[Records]
━━━━━━━━━━━━━━━━━━━━

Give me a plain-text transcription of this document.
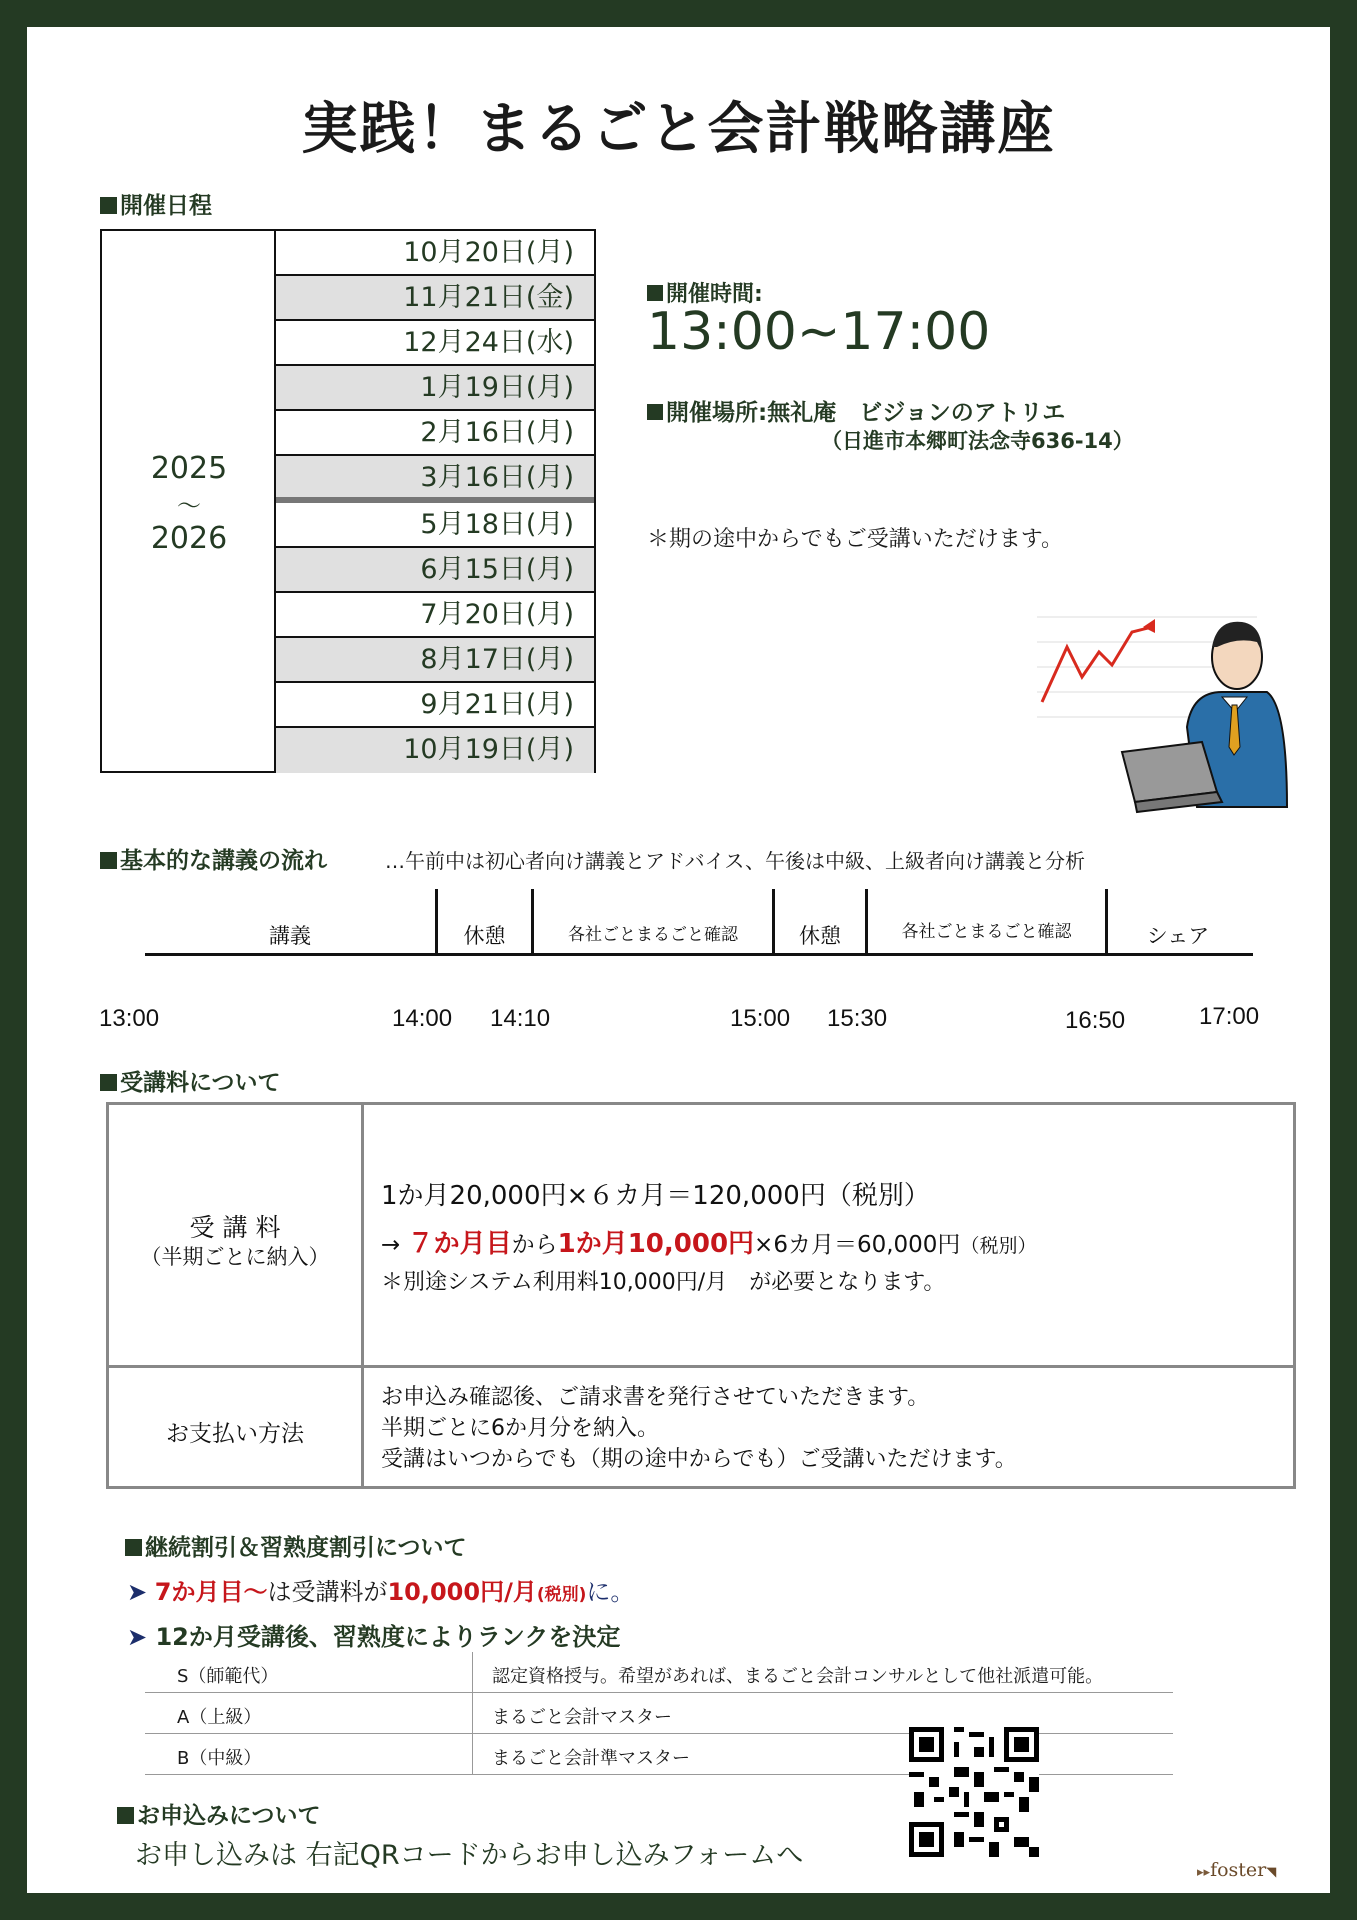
実践！まるごと会計戦略講座
開催日程
2025
～
2026
10月20日(月)
11月21日(金)
12月24日(水)
1月19日(月)
2月16日(月)
3月16日(月)
5月18日(月)
6月15日(月)
7月20日(月)
8月17日(月)
9月21日(月)
10月19日(月)
開催時間:
13:00~17:00
開催場所:無礼庵　ビジョンのアトリエ
（日進市本郷町法念寺636-14）
＊期の途中からでもご受講いただけます。
基本的な講義の流れ	…午前中は初心者向け講義とアドバイス、午後は中級、上級者向け講義と分析
講義	休憩	各社ごとまるごと確認	休憩	各社ごとまるごと確認	シェア
13:00	14:00 14:10	15:00 15:30	16:50	17:00
受講料について
受 講 料
（半期ごとに納入）
1か月20,000円×６カ月＝120,000円（税別）
→ ７か月目から1か月10,000円×6カ月＝60,000円（税別）
＊別途システム利用料10,000円/月　が必要となります。
お支払い方法
お申込み確認後、ご請求書を発行させていただきます。
半期ごとに6か月分を納入。
受講はいつからでも（期の途中からでも）ご受講いただけます。
継続割引＆習熟度割引について
➤ 7か月目～は受講料が10,000円/月(税別)に。
➤ 12か月受講後、習熟度によりランクを決定
S（師範代）	認定資格授与。希望があれば、まるごと会計コンサルとして他社派遣可能。
A（上級）	まるごと会計マスター
B（中級）	まるごと会計準マスター
お申込みについて
お申し込みは 右記QRコードからお申し込みフォームへ
▸▸foster◥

━━━━━━━━━━━━━━━━━━━━

Reproduce the material in full, word for word, and omit the pictures.

Give me a plain-text transcription of this document.
実践！まるごと会計戦略講座
開催日程
2025
～
2026
10月20日(月)
11月21日(金)
12月24日(水)
1月19日(月)
2月16日(月)
3月16日(月)
5月18日(月)
6月15日(月)
7月20日(月)
8月17日(月)
9月21日(月)
10月19日(月)
開催時間:
13:00~17:00
開催場所:無礼庵　ビジョンのアトリエ
（日進市本郷町法念寺636-14）
＊期の途中からでもご受講いただけます。
基本的な講義の流れ	…午前中は初心者向け講義とアドバイス、午後は中級、上級者向け講義と分析
講義	休憩	各社ごとまるごと確認	休憩	各社ごとまるごと確認	シェア
13:00	14:00 14:10	15:00 15:30	16:50	17:00
受講料について
受 講 料
（半期ごとに納入）
1か月20,000円×６カ月＝120,000円（税別）
→ ７か月目から1か月10,000円×6カ月＝60,000円（税別）
＊別途システム利用料10,000円/月　が必要となります。
お支払い方法
お申込み確認後、ご請求書を発行させていただきます。
半期ごとに6か月分を納入。
受講はいつからでも（期の途中からでも）ご受講いただけます。
継続割引＆習熟度割引について
➤ 7か月目～は受講料が10,000円/月(税別)に。
➤ 12か月受講後、習熟度によりランクを決定
S（師範代）	認定資格授与。希望があれば、まるごと会計コンサルとして他社派遣可能。
A（上級）	まるごと会計マスター
B（中級）	まるごと会計準マスター
お申込みについて
お申し込みは 右記QRコードからお申し込みフォームへ
▸▸foster◥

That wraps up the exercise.